_WHAT IS REQUIRED_
Find every line in the items below that contains the string "legend" and copy each one in full. Case counts, so a line matches only if its letters have the same case as "legend".

_LISTED ENTRIES_
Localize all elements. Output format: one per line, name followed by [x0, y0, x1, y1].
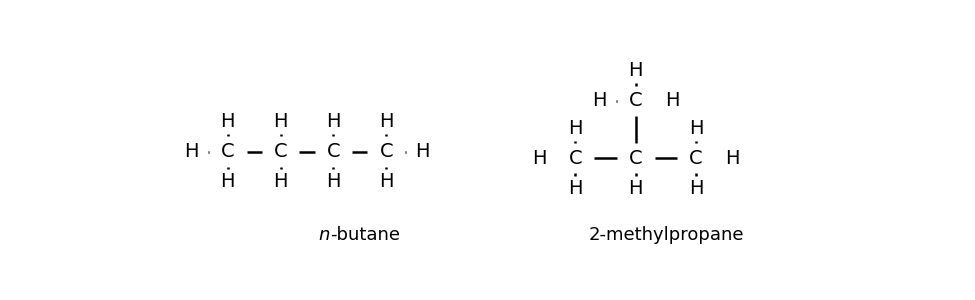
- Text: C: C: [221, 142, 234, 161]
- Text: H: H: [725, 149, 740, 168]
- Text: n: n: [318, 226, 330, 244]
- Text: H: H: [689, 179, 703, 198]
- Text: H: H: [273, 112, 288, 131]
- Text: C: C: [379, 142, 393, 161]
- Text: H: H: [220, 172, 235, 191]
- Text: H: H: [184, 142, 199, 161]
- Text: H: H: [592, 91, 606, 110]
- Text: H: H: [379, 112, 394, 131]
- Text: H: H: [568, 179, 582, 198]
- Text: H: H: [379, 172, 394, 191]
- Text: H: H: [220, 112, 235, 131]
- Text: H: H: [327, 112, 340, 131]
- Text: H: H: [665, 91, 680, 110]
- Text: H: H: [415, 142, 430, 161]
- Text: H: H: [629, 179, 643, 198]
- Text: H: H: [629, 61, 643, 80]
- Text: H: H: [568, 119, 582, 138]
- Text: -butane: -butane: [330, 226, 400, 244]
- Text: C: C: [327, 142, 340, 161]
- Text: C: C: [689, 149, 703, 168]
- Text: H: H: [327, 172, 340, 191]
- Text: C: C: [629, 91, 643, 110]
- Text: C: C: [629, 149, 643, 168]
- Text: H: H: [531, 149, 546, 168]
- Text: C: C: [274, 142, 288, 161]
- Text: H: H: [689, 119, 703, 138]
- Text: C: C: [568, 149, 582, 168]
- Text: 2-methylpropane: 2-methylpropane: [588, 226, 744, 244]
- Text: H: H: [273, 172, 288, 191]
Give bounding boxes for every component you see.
* * *
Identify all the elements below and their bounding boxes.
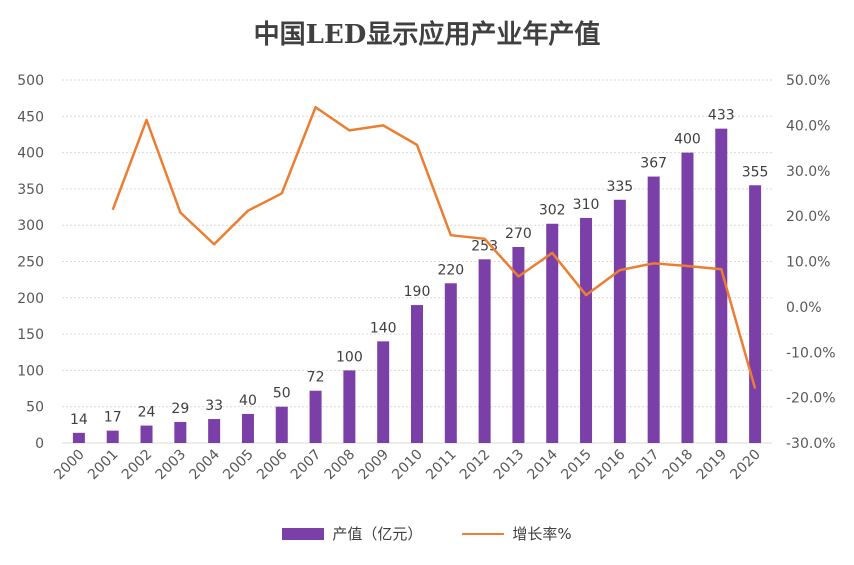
* * *
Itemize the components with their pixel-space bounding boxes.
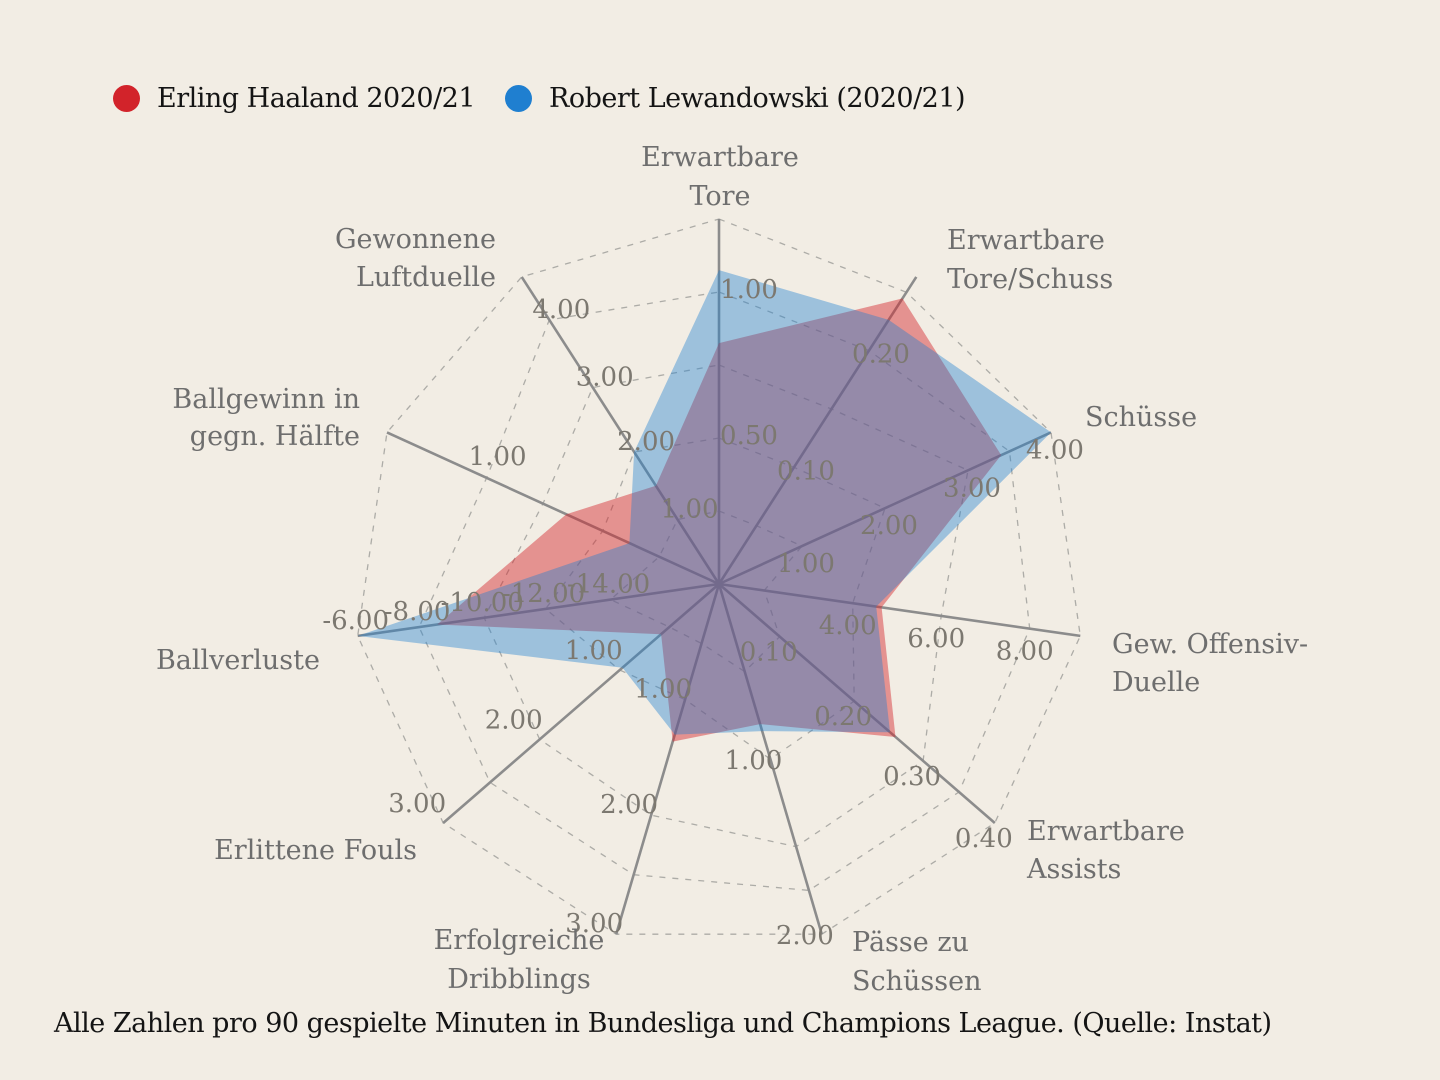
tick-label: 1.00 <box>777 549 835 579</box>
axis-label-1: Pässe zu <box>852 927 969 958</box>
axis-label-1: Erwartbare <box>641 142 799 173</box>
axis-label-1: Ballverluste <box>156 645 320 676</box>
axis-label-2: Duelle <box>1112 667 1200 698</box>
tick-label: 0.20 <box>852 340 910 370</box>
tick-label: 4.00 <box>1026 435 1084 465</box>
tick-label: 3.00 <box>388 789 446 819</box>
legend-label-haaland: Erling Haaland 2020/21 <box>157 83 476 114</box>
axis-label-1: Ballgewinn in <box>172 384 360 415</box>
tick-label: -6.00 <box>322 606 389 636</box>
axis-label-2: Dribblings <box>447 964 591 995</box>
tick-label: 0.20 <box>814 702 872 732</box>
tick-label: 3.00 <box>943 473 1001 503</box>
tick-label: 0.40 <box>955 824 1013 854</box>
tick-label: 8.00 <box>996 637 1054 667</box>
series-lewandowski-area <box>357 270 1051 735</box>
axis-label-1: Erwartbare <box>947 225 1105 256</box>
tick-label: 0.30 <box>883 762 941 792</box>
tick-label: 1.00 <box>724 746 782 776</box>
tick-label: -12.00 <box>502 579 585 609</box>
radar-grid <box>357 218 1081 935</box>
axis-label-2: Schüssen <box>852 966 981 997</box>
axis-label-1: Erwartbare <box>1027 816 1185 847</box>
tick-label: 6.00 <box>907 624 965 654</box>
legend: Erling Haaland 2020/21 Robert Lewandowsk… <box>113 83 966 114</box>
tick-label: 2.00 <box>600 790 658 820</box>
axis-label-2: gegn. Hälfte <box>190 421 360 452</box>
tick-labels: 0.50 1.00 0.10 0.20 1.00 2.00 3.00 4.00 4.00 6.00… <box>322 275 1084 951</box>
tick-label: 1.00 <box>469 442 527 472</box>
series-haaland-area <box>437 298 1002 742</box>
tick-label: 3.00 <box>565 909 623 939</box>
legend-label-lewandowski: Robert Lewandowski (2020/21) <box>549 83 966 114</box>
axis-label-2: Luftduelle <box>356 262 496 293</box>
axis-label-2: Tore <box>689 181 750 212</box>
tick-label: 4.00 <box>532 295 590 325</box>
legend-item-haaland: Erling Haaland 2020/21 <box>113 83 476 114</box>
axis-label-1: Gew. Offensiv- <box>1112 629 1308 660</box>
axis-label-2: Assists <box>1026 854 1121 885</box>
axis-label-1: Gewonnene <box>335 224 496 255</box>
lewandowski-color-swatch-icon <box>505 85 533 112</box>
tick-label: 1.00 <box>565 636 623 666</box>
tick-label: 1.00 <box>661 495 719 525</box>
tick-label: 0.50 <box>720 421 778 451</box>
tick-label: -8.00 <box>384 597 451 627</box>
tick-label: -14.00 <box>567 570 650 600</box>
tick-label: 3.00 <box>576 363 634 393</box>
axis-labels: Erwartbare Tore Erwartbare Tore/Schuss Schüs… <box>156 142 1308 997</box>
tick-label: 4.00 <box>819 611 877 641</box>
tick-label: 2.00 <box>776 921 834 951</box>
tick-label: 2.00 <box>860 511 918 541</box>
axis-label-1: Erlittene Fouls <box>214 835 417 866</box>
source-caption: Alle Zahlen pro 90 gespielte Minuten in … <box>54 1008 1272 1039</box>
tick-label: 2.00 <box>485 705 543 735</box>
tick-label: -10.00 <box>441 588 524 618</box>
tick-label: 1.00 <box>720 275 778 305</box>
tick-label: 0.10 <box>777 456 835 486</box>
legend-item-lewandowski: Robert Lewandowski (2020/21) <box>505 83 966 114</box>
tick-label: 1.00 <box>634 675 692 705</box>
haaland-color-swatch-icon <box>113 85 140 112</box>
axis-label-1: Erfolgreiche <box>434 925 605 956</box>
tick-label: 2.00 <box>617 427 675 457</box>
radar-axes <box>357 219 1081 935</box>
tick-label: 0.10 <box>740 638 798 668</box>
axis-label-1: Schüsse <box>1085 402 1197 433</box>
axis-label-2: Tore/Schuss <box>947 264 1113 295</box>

_EXPECTED ANSWER_
legend-label-haaland: Erling Haaland 2020/21 <box>157 83 476 114</box>
legend: Erling Haaland 2020/21 Robert Lewandowsk… <box>113 83 966 114</box>
legend-label-lewandowski: Robert Lewandowski (2020/21) <box>549 83 966 114</box>
legend-item-haaland: Erling Haaland 2020/21 <box>113 83 476 114</box>
legend-item-lewandowski: Robert Lewandowski (2020/21) <box>505 83 966 114</box>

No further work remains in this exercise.